• [Challenge] Return every entry exactly.

• [Provided records]
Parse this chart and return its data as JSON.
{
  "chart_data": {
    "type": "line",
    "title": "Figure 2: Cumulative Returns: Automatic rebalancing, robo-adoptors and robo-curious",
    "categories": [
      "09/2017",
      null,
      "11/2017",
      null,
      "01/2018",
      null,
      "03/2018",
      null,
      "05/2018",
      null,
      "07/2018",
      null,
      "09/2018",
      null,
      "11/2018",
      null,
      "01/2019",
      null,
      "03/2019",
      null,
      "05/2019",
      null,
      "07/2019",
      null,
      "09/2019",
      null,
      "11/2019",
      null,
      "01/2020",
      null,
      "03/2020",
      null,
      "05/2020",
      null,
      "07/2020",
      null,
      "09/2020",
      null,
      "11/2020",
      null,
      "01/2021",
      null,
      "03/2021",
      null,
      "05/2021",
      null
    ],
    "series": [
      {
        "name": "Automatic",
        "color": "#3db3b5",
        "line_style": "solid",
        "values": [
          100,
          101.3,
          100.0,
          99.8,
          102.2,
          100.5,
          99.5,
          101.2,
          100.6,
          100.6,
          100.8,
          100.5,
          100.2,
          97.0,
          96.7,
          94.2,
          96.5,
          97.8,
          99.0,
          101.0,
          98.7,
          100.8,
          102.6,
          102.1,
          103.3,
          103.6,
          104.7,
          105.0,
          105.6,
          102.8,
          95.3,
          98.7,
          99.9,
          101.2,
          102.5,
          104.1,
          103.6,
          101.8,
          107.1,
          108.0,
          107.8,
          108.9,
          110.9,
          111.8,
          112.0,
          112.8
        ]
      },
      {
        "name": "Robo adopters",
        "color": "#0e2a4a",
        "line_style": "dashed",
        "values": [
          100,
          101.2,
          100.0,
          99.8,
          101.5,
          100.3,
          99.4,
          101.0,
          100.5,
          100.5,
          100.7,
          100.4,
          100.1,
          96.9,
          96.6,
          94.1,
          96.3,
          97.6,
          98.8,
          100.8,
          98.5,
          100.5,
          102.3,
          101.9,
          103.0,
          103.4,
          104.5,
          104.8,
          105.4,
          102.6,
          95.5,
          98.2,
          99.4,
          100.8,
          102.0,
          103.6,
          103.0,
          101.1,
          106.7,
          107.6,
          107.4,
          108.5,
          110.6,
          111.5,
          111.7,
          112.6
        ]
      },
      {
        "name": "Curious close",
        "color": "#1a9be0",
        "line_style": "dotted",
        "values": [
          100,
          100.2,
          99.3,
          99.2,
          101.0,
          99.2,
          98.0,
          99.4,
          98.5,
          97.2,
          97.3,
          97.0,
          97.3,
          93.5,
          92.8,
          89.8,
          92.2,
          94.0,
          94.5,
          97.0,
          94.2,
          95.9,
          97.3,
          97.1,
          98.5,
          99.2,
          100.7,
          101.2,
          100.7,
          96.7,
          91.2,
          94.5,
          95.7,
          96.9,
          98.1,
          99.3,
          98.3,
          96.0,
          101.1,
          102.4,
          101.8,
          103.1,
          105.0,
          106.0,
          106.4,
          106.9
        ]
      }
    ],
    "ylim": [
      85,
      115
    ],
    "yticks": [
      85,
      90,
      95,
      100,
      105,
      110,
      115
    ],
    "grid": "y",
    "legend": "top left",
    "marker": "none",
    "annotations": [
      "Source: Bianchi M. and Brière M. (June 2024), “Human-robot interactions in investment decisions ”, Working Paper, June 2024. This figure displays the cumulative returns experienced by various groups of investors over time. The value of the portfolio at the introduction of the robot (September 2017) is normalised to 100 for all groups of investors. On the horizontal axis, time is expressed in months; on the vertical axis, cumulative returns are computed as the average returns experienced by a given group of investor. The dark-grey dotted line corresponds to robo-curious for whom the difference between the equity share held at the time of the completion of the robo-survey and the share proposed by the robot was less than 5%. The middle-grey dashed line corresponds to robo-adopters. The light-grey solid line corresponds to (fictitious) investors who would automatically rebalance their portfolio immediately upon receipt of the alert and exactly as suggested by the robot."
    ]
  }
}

• [The completed task]
Parse this chart and return its data as JSON.
{
  "chart_data": {
    "type": "line",
    "title": "Figure 2: Cumulative Returns: Automatic rebalancing, robo-adoptors and robo-curious",
    "categories": [
      "09/2017",
      null,
      "11/2017",
      null,
      "01/2018",
      null,
      "03/2018",
      null,
      "05/2018",
      null,
      "07/2018",
      null,
      "09/2018",
      null,
      "11/2018",
      null,
      "01/2019",
      null,
      "03/2019",
      null,
      "05/2019",
      null,
      "07/2019",
      null,
      "09/2019",
      null,
      "11/2019",
      null,
      "01/2020",
      null,
      "03/2020",
      null,
      "05/2020",
      null,
      "07/2020",
      null,
      "09/2020",
      null,
      "11/2020",
      null,
      "01/2021",
      null,
      "03/2021",
      null,
      "05/2021",
      null
    ],
    "series": [
      {
        "name": "Automatic",
        "color": "#3db3b5",
        "line_style": "solid",
        "values": [
          100,
          101.3,
          100.0,
          99.8,
          102.2,
          100.5,
          99.5,
          101.2,
          100.6,
          100.6,
          100.8,
          100.5,
          100.2,
          97.0,
          96.7,
          94.2,
          96.5,
          97.8,
          99.0,
          101.0,
          98.7,
          100.8,
          102.6,
          102.1,
          103.3,
          103.6,
          104.7,
          105.0,
          105.6,
          102.8,
          95.3,
          98.7,
          99.9,
          101.2,
          102.5,
          104.1,
          103.6,
          101.8,
          107.1,
          108.0,
          107.8,
          108.9,
          110.9,
          111.8,
          112.0,
          112.8
        ]
      },
      {
        "name": "Robo adopters",
        "color": "#0e2a4a",
        "line_style": "dashed",
        "values": [
          100,
          101.2,
          100.0,
          99.8,
          101.5,
          100.3,
          99.4,
          101.0,
          100.5,
          100.5,
          100.7,
          100.4,
          100.1,
          96.9,
          96.6,
          94.1,
          96.3,
          97.6,
          98.8,
          100.8,
          98.5,
          100.5,
          102.3,
          101.9,
          103.0,
          103.4,
          104.5,
          104.8,
          105.4,
          102.6,
          95.5,
          98.2,
          99.4,
          100.8,
          102.0,
          103.6,
          103.0,
          101.1,
          106.7,
          107.6,
          107.4,
          108.5,
          110.6,
          111.5,
          111.7,
          112.6
        ]
      },
      {
        "name": "Curious close",
        "color": "#1a9be0",
        "line_style": "dotted",
        "values": [
          100,
          100.2,
          99.3,
          99.2,
          101.0,
          99.2,
          98.0,
          99.4,
          98.5,
          97.2,
          97.3,
          97.0,
          97.3,
          93.5,
          92.8,
          89.8,
          92.2,
          94.0,
          94.5,
          97.0,
          94.2,
          95.9,
          97.3,
          97.1,
          98.5,
          99.2,
          100.7,
          101.2,
          100.7,
          96.7,
          91.2,
          94.5,
          95.7,
          96.9,
          98.1,
          99.3,
          98.3,
          96.0,
          101.1,
          102.4,
          101.8,
          103.1,
          105.0,
          106.0,
          106.4,
          106.9
        ]
      }
    ],
    "ylim": [
      85,
      115
    ],
    "yticks": [
      85,
      90,
      95,
      100,
      105,
      110,
      115
    ],
    "grid": "y",
    "legend": "top left",
    "marker": "none",
    "annotations": [
      "Source: Bianchi M. and Brière M. (June 2024), “Human-robot interactions in investment decisions ”, Working Paper, June 2024. This figure displays the cumulative returns experienced by various groups of investors over time. The value of the portfolio at the introduction of the robot (September 2017) is normalised to 100 for all groups of investors. On the horizontal axis, time is expressed in months; on the vertical axis, cumulative returns are computed as the average returns experienced by a given group of investor. The dark-grey dotted line corresponds to robo-curious for whom the difference between the equity share held at the time of the completion of the robo-survey and the share proposed by the robot was less than 5%. The middle-grey dashed line corresponds to robo-adopters. The light-grey solid line corresponds to (fictitious) investors who would automatically rebalance their portfolio immediately upon receipt of the alert and exactly as suggested by the robot."
    ]
  }
}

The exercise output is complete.